▶ **Exercise brief**:
Print out the material that follows word for word.

(Stored dataset items)
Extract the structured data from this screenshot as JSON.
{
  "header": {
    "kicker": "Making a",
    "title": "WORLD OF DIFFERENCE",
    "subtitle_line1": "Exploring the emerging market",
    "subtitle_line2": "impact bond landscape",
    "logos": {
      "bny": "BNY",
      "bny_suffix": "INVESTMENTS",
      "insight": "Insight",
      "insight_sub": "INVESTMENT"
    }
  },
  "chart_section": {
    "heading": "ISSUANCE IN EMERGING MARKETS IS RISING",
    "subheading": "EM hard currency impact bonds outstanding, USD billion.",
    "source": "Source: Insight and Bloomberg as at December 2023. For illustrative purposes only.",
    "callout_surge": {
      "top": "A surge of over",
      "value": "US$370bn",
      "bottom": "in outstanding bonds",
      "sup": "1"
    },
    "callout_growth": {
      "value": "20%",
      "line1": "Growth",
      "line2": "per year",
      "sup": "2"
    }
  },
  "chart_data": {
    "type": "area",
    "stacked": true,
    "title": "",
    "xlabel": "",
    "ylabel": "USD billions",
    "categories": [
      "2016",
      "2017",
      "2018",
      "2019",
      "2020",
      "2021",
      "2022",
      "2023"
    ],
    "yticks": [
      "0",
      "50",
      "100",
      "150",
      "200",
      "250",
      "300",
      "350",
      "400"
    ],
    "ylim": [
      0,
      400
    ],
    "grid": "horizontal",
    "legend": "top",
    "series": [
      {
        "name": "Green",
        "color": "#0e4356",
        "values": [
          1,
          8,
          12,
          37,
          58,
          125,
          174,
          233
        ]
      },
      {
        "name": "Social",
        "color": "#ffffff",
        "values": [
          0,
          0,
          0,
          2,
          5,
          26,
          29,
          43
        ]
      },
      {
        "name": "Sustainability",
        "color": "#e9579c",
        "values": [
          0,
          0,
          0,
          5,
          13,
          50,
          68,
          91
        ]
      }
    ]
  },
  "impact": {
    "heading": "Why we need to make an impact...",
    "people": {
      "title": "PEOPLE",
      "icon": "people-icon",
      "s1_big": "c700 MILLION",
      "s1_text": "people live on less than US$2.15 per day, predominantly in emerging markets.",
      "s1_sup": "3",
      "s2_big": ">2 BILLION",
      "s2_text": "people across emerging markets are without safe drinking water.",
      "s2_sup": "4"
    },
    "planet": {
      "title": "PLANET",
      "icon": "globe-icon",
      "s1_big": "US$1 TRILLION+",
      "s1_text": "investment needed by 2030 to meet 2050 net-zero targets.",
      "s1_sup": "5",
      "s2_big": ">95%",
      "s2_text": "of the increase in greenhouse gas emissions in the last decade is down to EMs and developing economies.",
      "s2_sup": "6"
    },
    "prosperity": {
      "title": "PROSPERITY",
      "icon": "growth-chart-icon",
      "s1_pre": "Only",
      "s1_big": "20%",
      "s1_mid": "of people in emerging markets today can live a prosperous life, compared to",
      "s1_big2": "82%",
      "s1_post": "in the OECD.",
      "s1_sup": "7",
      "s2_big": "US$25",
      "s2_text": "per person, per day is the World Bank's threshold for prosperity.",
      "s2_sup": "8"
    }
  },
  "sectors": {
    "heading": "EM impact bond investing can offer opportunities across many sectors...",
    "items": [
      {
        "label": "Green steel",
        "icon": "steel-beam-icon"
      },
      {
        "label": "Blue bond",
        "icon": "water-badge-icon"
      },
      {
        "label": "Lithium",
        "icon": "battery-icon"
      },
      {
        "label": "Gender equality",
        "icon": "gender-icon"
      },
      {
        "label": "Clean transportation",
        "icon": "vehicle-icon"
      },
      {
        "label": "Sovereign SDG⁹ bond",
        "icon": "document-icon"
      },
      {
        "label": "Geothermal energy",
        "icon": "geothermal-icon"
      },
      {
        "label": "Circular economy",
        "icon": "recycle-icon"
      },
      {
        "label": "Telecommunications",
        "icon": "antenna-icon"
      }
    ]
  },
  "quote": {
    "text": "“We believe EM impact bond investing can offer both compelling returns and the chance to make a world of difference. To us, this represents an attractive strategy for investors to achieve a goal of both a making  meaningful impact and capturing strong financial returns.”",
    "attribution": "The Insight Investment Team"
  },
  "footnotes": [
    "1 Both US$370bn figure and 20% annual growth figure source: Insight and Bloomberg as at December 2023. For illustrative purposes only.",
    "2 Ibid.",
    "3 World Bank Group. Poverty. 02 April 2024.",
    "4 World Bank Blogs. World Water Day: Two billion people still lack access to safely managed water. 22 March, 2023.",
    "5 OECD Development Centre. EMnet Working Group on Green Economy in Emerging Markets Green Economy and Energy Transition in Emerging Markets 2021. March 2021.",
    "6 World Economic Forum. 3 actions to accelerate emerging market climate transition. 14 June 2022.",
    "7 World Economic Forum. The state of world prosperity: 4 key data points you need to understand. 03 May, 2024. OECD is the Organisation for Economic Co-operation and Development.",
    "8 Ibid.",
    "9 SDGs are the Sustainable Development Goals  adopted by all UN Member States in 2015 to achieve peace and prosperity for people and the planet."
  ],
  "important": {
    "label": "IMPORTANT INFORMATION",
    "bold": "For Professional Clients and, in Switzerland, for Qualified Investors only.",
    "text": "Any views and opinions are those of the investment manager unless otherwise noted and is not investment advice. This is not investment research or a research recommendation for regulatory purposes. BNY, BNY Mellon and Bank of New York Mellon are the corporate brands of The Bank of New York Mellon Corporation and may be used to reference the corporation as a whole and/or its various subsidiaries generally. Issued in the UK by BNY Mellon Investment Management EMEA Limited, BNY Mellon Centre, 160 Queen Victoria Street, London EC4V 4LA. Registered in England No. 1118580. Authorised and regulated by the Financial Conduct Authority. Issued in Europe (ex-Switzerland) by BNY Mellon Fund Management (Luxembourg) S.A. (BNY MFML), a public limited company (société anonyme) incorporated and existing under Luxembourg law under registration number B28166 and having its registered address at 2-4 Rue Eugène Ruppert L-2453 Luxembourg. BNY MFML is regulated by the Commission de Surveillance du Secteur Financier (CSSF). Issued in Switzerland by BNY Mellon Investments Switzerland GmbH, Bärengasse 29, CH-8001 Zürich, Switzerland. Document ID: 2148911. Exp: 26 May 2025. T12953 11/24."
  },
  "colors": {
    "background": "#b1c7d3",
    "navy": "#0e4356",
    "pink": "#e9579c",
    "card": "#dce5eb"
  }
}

▶ **Response to this exercise**:
Extract the structured data from this screenshot as JSON.
{
  "header": {
    "kicker": "Making a",
    "title": "WORLD OF DIFFERENCE",
    "subtitle_line1": "Exploring the emerging market",
    "subtitle_line2": "impact bond landscape",
    "logos": {
      "bny": "BNY",
      "bny_suffix": "INVESTMENTS",
      "insight": "Insight",
      "insight_sub": "INVESTMENT"
    }
  },
  "chart_section": {
    "heading": "ISSUANCE IN EMERGING MARKETS IS RISING",
    "subheading": "EM hard currency impact bonds outstanding, USD billion.",
    "source": "Source: Insight and Bloomberg as at December 2023. For illustrative purposes only.",
    "callout_surge": {
      "top": "A surge of over",
      "value": "US$370bn",
      "bottom": "in outstanding bonds",
      "sup": "1"
    },
    "callout_growth": {
      "value": "20%",
      "line1": "Growth",
      "line2": "per year",
      "sup": "2"
    }
  },
  "chart_data": {
    "type": "area",
    "stacked": true,
    "title": "",
    "xlabel": "",
    "ylabel": "USD billions",
    "categories": [
      "2016",
      "2017",
      "2018",
      "2019",
      "2020",
      "2021",
      "2022",
      "2023"
    ],
    "yticks": [
      "0",
      "50",
      "100",
      "150",
      "200",
      "250",
      "300",
      "350",
      "400"
    ],
    "ylim": [
      0,
      400
    ],
    "grid": "horizontal",
    "legend": "top",
    "series": [
      {
        "name": "Green",
        "color": "#0e4356",
        "values": [
          1,
          8,
          12,
          37,
          58,
          125,
          174,
          233
        ]
      },
      {
        "name": "Social",
        "color": "#ffffff",
        "values": [
          0,
          0,
          0,
          2,
          5,
          26,
          29,
          43
        ]
      },
      {
        "name": "Sustainability",
        "color": "#e9579c",
        "values": [
          0,
          0,
          0,
          5,
          13,
          50,
          68,
          91
        ]
      }
    ]
  },
  "impact": {
    "heading": "Why we need to make an impact...",
    "people": {
      "title": "PEOPLE",
      "icon": "people-icon",
      "s1_big": "c700 MILLION",
      "s1_text": "people live on less than US$2.15 per day, predominantly in emerging markets.",
      "s1_sup": "3",
      "s2_big": ">2 BILLION",
      "s2_text": "people across emerging markets are without safe drinking water.",
      "s2_sup": "4"
    },
    "planet": {
      "title": "PLANET",
      "icon": "globe-icon",
      "s1_big": "US$1 TRILLION+",
      "s1_text": "investment needed by 2030 to meet 2050 net-zero targets.",
      "s1_sup": "5",
      "s2_big": ">95%",
      "s2_text": "of the increase in greenhouse gas emissions in the last decade is down to EMs and developing economies.",
      "s2_sup": "6"
    },
    "prosperity": {
      "title": "PROSPERITY",
      "icon": "growth-chart-icon",
      "s1_pre": "Only",
      "s1_big": "20%",
      "s1_mid": "of people in emerging markets today can live a prosperous life, compared to",
      "s1_big2": "82%",
      "s1_post": "in the OECD.",
      "s1_sup": "7",
      "s2_big": "US$25",
      "s2_text": "per person, per day is the World Bank's threshold for prosperity.",
      "s2_sup": "8"
    }
  },
  "sectors": {
    "heading": "EM impact bond investing can offer opportunities across many sectors...",
    "items": [
      {
        "label": "Green steel",
        "icon": "steel-beam-icon"
      },
      {
        "label": "Blue bond",
        "icon": "water-badge-icon"
      },
      {
        "label": "Lithium",
        "icon": "battery-icon"
      },
      {
        "label": "Gender equality",
        "icon": "gender-icon"
      },
      {
        "label": "Clean transportation",
        "icon": "vehicle-icon"
      },
      {
        "label": "Sovereign SDG⁹ bond",
        "icon": "document-icon"
      },
      {
        "label": "Geothermal energy",
        "icon": "geothermal-icon"
      },
      {
        "label": "Circular economy",
        "icon": "recycle-icon"
      },
      {
        "label": "Telecommunications",
        "icon": "antenna-icon"
      }
    ]
  },
  "quote": {
    "text": "“We believe EM impact bond investing can offer both compelling returns and the chance to make a world of difference. To us, this represents an attractive strategy for investors to achieve a goal of both a making  meaningful impact and capturing strong financial returns.”",
    "attribution": "The Insight Investment Team"
  },
  "footnotes": [
    "1 Both US$370bn figure and 20% annual growth figure source: Insight and Bloomberg as at December 2023. For illustrative purposes only.",
    "2 Ibid.",
    "3 World Bank Group. Poverty. 02 April 2024.",
    "4 World Bank Blogs. World Water Day: Two billion people still lack access to safely managed water. 22 March, 2023.",
    "5 OECD Development Centre. EMnet Working Group on Green Economy in Emerging Markets Green Economy and Energy Transition in Emerging Markets 2021. March 2021.",
    "6 World Economic Forum. 3 actions to accelerate emerging market climate transition. 14 June 2022.",
    "7 World Economic Forum. The state of world prosperity: 4 key data points you need to understand. 03 May, 2024. OECD is the Organisation for Economic Co-operation and Development.",
    "8 Ibid.",
    "9 SDGs are the Sustainable Development Goals  adopted by all UN Member States in 2015 to achieve peace and prosperity for people and the planet."
  ],
  "important": {
    "label": "IMPORTANT INFORMATION",
    "bold": "For Professional Clients and, in Switzerland, for Qualified Investors only.",
    "text": "Any views and opinions are those of the investment manager unless otherwise noted and is not investment advice. This is not investment research or a research recommendation for regulatory purposes. BNY, BNY Mellon and Bank of New York Mellon are the corporate brands of The Bank of New York Mellon Corporation and may be used to reference the corporation as a whole and/or its various subsidiaries generally. Issued in the UK by BNY Mellon Investment Management EMEA Limited, BNY Mellon Centre, 160 Queen Victoria Street, London EC4V 4LA. Registered in England No. 1118580. Authorised and regulated by the Financial Conduct Authority. Issued in Europe (ex-Switzerland) by BNY Mellon Fund Management (Luxembourg) S.A. (BNY MFML), a public limited company (société anonyme) incorporated and existing under Luxembourg law under registration number B28166 and having its registered address at 2-4 Rue Eugène Ruppert L-2453 Luxembourg. BNY MFML is regulated by the Commission de Surveillance du Secteur Financier (CSSF). Issued in Switzerland by BNY Mellon Investments Switzerland GmbH, Bärengasse 29, CH-8001 Zürich, Switzerland. Document ID: 2148911. Exp: 26 May 2025. T12953 11/24."
  },
  "colors": {
    "background": "#b1c7d3",
    "navy": "#0e4356",
    "pink": "#e9579c",
    "card": "#dce5eb"
  }
}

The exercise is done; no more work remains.